= Written task =
Gather from the material every line that contains the string "artist".

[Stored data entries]
[BEGIN]
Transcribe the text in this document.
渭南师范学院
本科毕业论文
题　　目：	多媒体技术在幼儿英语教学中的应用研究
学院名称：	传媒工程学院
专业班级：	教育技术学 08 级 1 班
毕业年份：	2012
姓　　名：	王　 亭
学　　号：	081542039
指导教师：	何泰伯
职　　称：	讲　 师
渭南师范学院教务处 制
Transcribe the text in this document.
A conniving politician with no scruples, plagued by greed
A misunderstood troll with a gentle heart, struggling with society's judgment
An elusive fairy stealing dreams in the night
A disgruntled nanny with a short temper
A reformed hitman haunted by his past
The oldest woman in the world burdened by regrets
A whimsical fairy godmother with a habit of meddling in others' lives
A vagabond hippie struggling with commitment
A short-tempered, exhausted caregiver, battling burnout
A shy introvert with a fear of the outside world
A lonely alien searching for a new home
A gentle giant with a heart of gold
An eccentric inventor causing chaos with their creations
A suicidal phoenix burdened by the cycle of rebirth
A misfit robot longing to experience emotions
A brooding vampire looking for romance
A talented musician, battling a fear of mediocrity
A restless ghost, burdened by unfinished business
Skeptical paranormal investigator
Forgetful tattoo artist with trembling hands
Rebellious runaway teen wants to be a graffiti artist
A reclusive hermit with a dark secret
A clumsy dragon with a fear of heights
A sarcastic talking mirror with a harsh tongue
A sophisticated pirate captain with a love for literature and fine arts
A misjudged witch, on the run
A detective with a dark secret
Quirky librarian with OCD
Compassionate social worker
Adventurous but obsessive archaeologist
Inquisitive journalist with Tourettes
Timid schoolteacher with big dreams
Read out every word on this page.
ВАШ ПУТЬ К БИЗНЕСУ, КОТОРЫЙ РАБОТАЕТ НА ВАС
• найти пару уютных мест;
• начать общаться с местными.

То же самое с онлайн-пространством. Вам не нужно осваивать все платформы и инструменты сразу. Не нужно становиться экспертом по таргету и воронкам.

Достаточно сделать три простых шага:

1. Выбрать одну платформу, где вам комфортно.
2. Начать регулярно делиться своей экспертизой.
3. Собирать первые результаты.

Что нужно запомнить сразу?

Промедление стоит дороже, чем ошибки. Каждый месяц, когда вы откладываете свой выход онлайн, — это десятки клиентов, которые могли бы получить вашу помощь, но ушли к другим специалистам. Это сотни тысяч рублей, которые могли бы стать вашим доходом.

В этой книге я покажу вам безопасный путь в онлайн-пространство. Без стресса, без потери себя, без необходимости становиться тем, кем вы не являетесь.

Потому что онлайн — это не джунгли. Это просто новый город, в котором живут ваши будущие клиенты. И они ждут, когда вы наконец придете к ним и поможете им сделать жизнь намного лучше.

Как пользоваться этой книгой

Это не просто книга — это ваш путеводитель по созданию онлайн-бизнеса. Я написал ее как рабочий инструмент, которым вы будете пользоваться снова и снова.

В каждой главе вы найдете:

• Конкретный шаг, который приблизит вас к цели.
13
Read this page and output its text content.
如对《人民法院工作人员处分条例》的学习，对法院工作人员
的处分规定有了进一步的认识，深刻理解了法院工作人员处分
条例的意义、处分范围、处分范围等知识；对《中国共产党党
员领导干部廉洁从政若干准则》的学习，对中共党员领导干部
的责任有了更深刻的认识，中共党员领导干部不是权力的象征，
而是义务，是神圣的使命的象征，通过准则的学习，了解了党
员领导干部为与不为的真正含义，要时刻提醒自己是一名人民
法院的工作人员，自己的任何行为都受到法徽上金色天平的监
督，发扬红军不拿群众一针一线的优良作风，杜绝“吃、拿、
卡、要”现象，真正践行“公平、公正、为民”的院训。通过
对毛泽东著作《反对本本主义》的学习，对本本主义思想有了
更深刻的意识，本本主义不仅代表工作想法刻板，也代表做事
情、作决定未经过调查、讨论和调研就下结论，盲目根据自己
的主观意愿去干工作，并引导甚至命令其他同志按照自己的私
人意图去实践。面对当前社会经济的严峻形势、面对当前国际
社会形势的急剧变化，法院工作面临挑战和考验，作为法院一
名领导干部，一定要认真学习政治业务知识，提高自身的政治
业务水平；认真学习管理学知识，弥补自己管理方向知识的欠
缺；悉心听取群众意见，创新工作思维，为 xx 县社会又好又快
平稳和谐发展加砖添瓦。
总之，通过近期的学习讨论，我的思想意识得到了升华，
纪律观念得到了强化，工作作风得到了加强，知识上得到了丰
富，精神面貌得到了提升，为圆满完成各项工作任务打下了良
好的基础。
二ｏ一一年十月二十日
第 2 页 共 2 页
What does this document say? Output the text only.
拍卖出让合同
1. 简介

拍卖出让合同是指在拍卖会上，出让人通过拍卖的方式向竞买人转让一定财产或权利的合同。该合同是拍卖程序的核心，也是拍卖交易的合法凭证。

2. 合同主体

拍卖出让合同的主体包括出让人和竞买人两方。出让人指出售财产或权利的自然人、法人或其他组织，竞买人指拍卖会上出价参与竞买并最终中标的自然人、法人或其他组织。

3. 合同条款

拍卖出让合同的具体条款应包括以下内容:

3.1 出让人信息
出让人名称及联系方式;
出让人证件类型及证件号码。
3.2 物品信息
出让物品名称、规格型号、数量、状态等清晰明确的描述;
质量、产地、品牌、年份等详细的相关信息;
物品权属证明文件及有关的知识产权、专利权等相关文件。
[END]
= Exercise response =
Forgetful tattoo artist with trembling hands
Rebellious runaway teen wants to be a graffiti artist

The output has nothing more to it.